____ DOCUMENT EXTRACT
Domestic competition 
The Jamaica Rugby League National Club Championship was formed in 2005 and initially consisted of four teams. Throughout the years the numbers have grown. In 2013, there were 20 senior teams featuring in Community, Collegiate and Parish Championships. There are also several High and Primary school programs running throughout Jamaica.

In early 2011, [Hurricanes Rugby League was launched with the intention of developing juniors to play at a professional/semi-professional level.

Governing body 
The Jamaica Rugby League Association is the governing body of Jamaican rugby league, they work with the Rugby League European Federation and the Rugby League International Federation and other rugby league governing bodies across The Americas region.

National team 

The national team is known as the Reggae Warriors. They play regular internationals against Canada and the USA. The team is made up of both local and English based players. They are presently coached by Romeo Monteith.
________
____ LISTED ENTRIES
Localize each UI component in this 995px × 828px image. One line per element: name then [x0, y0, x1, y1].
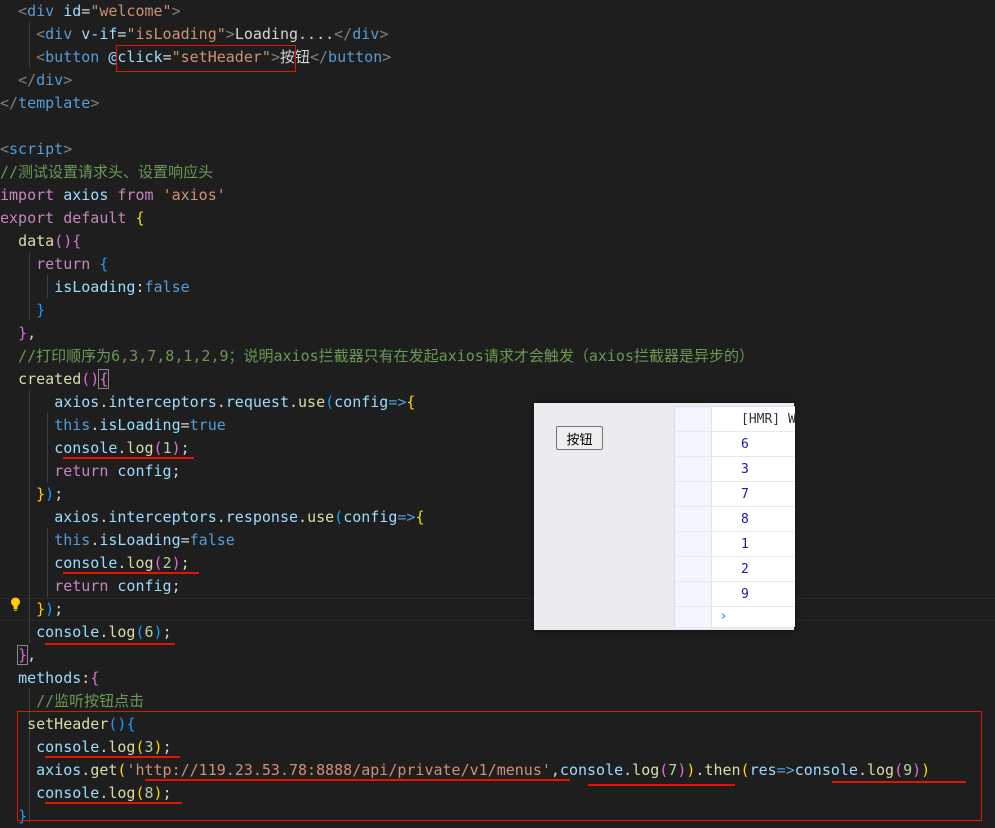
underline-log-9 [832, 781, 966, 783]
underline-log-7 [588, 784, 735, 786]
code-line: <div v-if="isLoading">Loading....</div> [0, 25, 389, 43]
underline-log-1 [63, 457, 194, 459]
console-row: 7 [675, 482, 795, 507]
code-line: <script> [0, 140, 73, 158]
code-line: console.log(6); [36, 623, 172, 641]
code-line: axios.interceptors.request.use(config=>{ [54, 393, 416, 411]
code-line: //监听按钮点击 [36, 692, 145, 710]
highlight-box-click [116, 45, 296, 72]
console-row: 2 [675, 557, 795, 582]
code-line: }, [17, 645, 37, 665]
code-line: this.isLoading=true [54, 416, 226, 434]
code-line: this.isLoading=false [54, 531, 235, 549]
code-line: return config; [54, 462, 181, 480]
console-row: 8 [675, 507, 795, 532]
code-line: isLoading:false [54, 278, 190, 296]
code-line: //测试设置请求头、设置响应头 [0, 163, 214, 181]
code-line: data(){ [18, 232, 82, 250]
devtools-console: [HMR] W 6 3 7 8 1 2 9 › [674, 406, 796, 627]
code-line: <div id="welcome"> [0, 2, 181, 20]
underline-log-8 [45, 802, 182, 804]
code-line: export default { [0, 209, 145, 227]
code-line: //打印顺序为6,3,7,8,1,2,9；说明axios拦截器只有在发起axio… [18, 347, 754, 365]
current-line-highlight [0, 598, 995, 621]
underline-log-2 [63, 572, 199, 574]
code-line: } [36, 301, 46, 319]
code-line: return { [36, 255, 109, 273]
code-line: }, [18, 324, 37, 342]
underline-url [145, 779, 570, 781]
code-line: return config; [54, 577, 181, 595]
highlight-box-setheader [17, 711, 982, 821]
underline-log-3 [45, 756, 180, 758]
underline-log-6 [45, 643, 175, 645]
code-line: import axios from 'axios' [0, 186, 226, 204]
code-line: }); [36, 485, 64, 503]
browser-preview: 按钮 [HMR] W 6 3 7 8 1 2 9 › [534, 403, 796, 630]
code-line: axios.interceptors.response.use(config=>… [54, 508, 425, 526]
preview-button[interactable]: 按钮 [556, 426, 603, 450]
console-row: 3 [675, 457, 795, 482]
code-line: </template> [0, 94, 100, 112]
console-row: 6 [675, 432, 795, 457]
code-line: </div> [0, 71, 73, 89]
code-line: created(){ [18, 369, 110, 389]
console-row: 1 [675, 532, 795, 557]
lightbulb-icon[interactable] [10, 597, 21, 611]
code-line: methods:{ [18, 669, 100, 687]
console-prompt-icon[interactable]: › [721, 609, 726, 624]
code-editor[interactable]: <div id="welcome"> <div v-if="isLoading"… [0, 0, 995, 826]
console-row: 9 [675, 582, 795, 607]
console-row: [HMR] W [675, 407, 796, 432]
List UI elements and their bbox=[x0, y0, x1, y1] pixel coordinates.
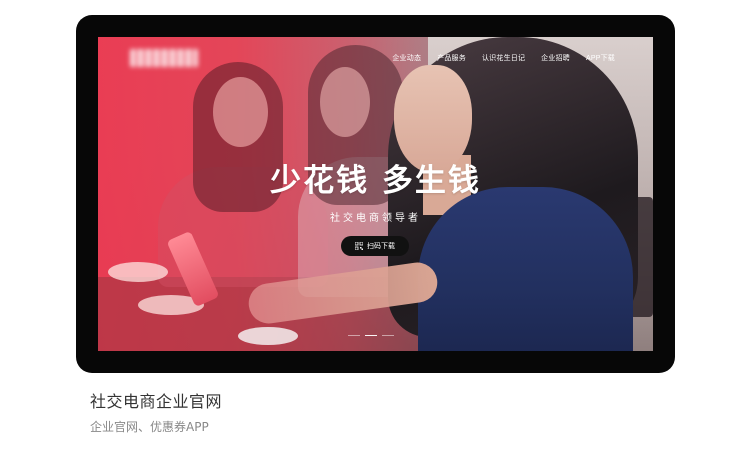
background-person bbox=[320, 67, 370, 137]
________
• **TASK TO CARRY OUT**: In the text on Jamaican rugby league, could you rewrite the passage between "In early 2011, [Hurricanes" and "The Americas region.", inclusive, switching "juniors" for "young players"?

• **RESULT FOR THIS TASK**:
In early 2011, [Hurricanes Rugby League was launched with the intention of developing young players to play at a professional/semi-professional level.

Governing body 
The Jamaica Rugby League Association is the governing body of Jamaican rugby league, they work with the Rugby League European Federation and the Rugby League International Federation and other rugby league governing bodies across The Americas region.